"""

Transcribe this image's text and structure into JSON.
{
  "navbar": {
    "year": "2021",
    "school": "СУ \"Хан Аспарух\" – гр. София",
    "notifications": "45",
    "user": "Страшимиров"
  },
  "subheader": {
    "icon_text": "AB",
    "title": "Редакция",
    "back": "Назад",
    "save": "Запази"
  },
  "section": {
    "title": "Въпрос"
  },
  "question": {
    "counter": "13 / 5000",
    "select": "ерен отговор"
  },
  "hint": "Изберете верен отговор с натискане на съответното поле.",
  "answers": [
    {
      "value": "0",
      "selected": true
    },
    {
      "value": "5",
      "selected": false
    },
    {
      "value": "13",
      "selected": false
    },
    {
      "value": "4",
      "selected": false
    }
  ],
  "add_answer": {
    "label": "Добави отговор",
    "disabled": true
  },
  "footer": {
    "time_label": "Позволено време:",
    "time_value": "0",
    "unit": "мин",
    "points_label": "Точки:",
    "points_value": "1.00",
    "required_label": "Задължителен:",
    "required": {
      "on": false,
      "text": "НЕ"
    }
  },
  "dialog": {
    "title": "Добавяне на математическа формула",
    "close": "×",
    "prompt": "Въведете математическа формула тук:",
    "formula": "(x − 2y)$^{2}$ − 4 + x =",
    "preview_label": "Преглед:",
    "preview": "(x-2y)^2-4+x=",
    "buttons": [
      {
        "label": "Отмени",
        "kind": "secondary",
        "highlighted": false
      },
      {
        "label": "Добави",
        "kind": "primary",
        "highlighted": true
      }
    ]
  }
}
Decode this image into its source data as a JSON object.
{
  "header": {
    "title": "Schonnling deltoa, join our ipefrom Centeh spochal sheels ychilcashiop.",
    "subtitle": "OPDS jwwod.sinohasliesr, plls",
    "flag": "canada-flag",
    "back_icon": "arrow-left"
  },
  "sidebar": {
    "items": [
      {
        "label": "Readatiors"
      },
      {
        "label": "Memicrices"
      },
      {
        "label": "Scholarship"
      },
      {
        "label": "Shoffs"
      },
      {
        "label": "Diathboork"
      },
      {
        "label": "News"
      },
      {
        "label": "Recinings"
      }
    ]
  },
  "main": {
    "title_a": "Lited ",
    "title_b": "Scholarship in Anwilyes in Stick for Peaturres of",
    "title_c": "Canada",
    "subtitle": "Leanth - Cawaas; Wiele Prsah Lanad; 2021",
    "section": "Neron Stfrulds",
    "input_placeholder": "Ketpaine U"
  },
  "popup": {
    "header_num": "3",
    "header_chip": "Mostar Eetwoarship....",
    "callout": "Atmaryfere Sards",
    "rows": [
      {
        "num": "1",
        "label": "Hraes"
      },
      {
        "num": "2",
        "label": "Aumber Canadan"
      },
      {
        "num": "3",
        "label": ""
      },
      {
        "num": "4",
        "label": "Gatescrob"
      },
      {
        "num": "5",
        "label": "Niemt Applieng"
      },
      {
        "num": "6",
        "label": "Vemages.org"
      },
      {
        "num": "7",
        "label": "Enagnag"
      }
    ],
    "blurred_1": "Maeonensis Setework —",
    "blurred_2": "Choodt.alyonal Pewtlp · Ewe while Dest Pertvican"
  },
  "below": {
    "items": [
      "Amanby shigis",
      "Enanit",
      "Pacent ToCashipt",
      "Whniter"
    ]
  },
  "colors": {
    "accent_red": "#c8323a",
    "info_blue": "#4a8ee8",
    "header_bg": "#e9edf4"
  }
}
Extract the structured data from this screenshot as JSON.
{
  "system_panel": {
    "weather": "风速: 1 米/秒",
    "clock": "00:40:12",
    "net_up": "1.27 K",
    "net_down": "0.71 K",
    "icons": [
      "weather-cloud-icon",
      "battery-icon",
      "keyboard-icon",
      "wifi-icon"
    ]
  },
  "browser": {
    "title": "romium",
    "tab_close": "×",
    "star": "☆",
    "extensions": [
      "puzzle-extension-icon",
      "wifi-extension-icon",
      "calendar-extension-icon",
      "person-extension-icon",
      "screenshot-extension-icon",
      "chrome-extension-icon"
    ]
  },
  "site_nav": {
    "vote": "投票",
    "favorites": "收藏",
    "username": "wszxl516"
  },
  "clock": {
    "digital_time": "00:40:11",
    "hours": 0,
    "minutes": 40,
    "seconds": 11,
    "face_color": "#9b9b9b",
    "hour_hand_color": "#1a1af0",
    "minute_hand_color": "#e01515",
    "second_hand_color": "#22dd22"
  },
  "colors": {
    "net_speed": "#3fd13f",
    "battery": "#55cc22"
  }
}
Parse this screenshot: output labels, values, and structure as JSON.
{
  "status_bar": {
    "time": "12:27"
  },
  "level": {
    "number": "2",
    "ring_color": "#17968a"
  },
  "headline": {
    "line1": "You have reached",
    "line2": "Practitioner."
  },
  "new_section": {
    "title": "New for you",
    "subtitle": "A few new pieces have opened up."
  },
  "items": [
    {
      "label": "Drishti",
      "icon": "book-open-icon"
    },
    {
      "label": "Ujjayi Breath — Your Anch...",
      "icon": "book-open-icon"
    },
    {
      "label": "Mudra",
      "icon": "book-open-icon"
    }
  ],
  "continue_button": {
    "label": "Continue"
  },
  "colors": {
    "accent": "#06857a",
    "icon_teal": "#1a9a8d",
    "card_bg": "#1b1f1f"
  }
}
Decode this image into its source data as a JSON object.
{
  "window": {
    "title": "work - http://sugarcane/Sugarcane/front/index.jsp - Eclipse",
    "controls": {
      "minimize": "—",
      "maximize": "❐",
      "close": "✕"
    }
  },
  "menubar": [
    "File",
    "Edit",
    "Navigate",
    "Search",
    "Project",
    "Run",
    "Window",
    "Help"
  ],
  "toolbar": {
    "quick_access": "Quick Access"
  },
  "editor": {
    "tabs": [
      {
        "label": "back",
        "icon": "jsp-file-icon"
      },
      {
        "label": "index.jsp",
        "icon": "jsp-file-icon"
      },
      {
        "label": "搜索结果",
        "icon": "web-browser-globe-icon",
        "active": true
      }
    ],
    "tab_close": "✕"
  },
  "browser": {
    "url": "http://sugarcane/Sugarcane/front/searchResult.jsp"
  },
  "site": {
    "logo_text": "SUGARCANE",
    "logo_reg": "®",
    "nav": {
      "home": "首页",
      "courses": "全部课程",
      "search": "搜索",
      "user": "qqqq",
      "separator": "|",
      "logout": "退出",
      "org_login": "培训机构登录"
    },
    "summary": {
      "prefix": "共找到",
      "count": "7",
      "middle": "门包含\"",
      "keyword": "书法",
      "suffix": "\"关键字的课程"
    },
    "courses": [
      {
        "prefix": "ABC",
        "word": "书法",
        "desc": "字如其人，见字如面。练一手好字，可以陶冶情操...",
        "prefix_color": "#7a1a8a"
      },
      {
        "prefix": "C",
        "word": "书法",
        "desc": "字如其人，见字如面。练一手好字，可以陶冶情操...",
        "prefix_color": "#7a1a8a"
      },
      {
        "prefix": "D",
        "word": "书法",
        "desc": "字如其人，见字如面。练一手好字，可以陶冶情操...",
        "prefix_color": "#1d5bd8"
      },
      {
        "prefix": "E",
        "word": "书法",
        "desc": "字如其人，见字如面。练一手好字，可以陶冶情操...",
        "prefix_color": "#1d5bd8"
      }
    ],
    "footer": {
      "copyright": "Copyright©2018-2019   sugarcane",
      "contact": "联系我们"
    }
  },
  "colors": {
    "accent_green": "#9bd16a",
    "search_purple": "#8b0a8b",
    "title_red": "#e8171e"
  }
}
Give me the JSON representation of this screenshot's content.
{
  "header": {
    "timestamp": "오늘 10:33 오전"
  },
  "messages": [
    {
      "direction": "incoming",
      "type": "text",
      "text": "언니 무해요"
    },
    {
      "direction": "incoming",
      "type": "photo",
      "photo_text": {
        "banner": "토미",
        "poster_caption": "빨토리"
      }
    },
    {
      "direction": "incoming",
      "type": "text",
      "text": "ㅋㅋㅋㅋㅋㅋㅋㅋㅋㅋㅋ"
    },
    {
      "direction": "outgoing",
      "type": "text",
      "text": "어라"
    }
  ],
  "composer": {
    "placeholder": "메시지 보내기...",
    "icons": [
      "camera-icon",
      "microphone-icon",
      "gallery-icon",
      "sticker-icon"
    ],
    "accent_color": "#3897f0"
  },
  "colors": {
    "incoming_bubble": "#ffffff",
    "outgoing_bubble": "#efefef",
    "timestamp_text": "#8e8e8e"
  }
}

"""

_Required work_
From the entries above, copy every line containing the word "front".

_Output for this exercise_
    "title": "work - http://sugarcane/Sugarcane/front/index.jsp - Eclipse",
    "url": "http://sugarcane/Sugarcane/front/searchResult.jsp"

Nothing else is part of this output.